(Saved entries)
##########

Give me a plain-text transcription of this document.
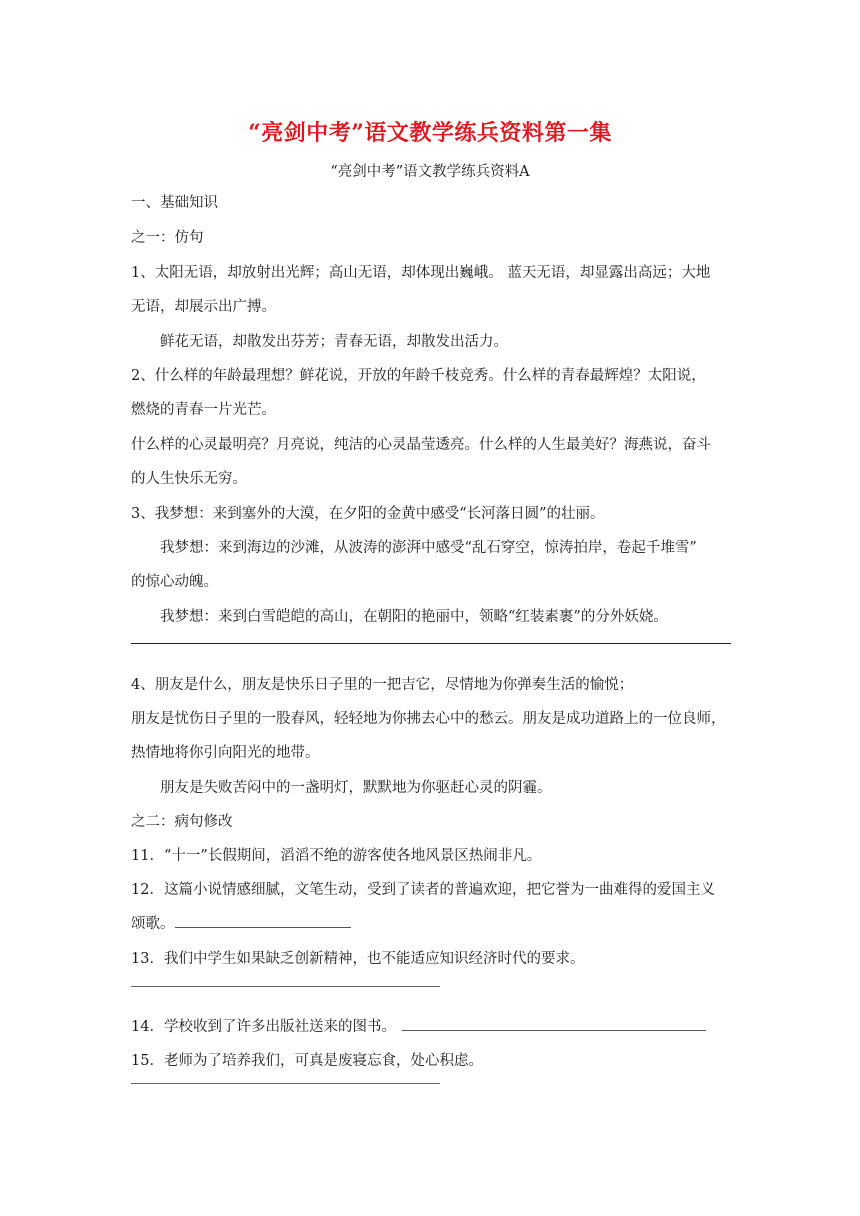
“亮剑中考”语文教学练兵资料第一集
“亮剑中考”语文教学练兵资料A
一、基础知识
之一：仿句
1、太阳无语，却放射出光辉；高山无语，却体现出巍峨。 蓝天无语，却显露出高远；大地
无语，却展示出广搏。
鲜花无语，却散发出芬芳；青春无语，却散发出活力。
2、什么样的年龄最理想？鲜花说，开放的年龄千枝竞秀。什么样的青春最辉煌？太阳说，
燃烧的青春一片光芒。
什么样的心灵最明亮？月亮说，纯洁的心灵晶莹透亮。什么样的人生最美好？海燕说，奋斗
的人生快乐无穷。
3、我梦想：来到塞外的大漠，在夕阳的金黄中感受“长河落日圆”的壮丽。
我梦想：来到海边的沙滩，从波涛的澎湃中感受“乱石穿空，惊涛拍岸，卷起千堆雪”
的惊心动魄。
我梦想：来到白雪皑皑的高山，在朝阳的艳丽中，领略“红装素裹”的分外妖娆。
4、朋友是什么，朋友是快乐日子里的一把吉它，尽情地为你弹奏生活的愉悦；
朋友是忧伤日子里的一股春风，轻轻地为你拂去心中的愁云。朋友是成功道路上的一位良师，
热情地将你引向阳光的地带。
朋友是失败苦闷中的一盏明灯，默默地为你驱赶心灵的阴霾。
之二：病句修改
11．“十一”长假期间，滔滔不绝的游客使各地风景区热闹非凡。
12．这篇小说情感细腻，文笔生动，受到了读者的普遍欢迎，把它誉为一曲难得的爱国主义
颂歌。
13．我们中学生如果缺乏创新精神，也不能适应知识经济时代的要求。
14．学校收到了许多出版社送来的图书。
15．老师为了培养我们，可真是废寝忘食，处心积虑。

##########

Transcribe the records verbatim and omit the images.

Give me a plain-text transcription of this document.
“亮剑中考”语文教学练兵资料第一集
“亮剑中考”语文教学练兵资料A
一、基础知识
之一：仿句
1、太阳无语，却放射出光辉；高山无语，却体现出巍峨。 蓝天无语，却显露出高远；大地
无语，却展示出广搏。
鲜花无语，却散发出芬芳；青春无语，却散发出活力。
2、什么样的年龄最理想？鲜花说，开放的年龄千枝竞秀。什么样的青春最辉煌？太阳说，
燃烧的青春一片光芒。
什么样的心灵最明亮？月亮说，纯洁的心灵晶莹透亮。什么样的人生最美好？海燕说，奋斗
的人生快乐无穷。
3、我梦想：来到塞外的大漠，在夕阳的金黄中感受“长河落日圆”的壮丽。
我梦想：来到海边的沙滩，从波涛的澎湃中感受“乱石穿空，惊涛拍岸，卷起千堆雪”
的惊心动魄。
我梦想：来到白雪皑皑的高山，在朝阳的艳丽中，领略“红装素裹”的分外妖娆。
4、朋友是什么，朋友是快乐日子里的一把吉它，尽情地为你弹奏生活的愉悦；
朋友是忧伤日子里的一股春风，轻轻地为你拂去心中的愁云。朋友是成功道路上的一位良师，
热情地将你引向阳光的地带。
朋友是失败苦闷中的一盏明灯，默默地为你驱赶心灵的阴霾。
之二：病句修改
11．“十一”长假期间，滔滔不绝的游客使各地风景区热闹非凡。
12．这篇小说情感细腻，文笔生动，受到了读者的普遍欢迎，把它誉为一曲难得的爱国主义
颂歌。
13．我们中学生如果缺乏创新精神，也不能适应知识经济时代的要求。
14．学校收到了许多出版社送来的图书。
15．老师为了培养我们，可真是废寝忘食，处心积虑。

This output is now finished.